:: YOUR TASK ::
Each record is to be transcribed exactly.

● ● ●

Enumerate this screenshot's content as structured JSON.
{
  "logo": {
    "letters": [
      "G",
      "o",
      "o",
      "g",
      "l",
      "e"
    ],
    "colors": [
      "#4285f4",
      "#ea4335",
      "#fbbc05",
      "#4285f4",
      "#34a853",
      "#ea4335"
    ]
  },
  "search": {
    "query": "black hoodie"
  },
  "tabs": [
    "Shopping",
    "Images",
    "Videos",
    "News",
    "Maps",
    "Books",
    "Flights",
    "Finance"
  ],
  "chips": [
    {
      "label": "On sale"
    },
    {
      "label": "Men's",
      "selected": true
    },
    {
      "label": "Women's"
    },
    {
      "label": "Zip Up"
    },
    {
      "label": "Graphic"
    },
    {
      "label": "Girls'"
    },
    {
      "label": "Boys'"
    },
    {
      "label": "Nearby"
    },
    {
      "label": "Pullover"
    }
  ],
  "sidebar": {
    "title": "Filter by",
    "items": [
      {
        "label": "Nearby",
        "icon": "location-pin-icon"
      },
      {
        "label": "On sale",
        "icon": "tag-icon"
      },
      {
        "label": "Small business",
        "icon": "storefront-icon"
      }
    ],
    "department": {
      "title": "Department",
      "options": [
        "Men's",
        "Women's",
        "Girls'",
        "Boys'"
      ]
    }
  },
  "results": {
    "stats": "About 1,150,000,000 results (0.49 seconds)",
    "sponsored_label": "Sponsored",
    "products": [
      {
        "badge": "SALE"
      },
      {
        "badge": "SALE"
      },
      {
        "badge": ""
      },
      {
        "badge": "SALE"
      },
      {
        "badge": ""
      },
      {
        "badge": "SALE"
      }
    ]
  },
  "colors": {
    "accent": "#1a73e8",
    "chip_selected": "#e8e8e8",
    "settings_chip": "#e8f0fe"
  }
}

● ● ●

:: THE SOLUTION ::
Enumerate this screenshot's content as structured JSON.
{
  "logo": {
    "letters": [
      "G",
      "o",
      "o",
      "g",
      "l",
      "e"
    ],
    "colors": [
      "#4285f4",
      "#ea4335",
      "#fbbc05",
      "#4285f4",
      "#34a853",
      "#ea4335"
    ]
  },
  "search": {
    "query": "black hoodie"
  },
  "tabs": [
    "Shopping",
    "Images",
    "Videos",
    "News",
    "Maps",
    "Books",
    "Flights",
    "Finance"
  ],
  "chips": [
    {
      "label": "On sale"
    },
    {
      "label": "Men's",
      "selected": true
    },
    {
      "label": "Women's"
    },
    {
      "label": "Zip Up"
    },
    {
      "label": "Graphic"
    },
    {
      "label": "Girls'"
    },
    {
      "label": "Boys'"
    },
    {
      "label": "Nearby"
    },
    {
      "label": "Pullover"
    }
  ],
  "sidebar": {
    "title": "Filter by",
    "items": [
      {
        "label": "Nearby",
        "icon": "location-pin-icon"
      },
      {
        "label": "On sale",
        "icon": "tag-icon"
      },
      {
        "label": "Small business",
        "icon": "storefront-icon"
      }
    ],
    "department": {
      "title": "Department",
      "options": [
        "Men's",
        "Women's",
        "Girls'",
        "Boys'"
      ]
    }
  },
  "results": {
    "stats": "About 1,150,000,000 results (0.49 seconds)",
    "sponsored_label": "Sponsored",
    "products": [
      {
        "badge": "SALE"
      },
      {
        "badge": "SALE"
      },
      {
        "badge": ""
      },
      {
        "badge": "SALE"
      },
      {
        "badge": ""
      },
      {
        "badge": "SALE"
      }
    ]
  },
  "colors": {
    "accent": "#1a73e8",
    "chip_selected": "#e8e8e8",
    "settings_chip": "#e8f0fe"
  }
}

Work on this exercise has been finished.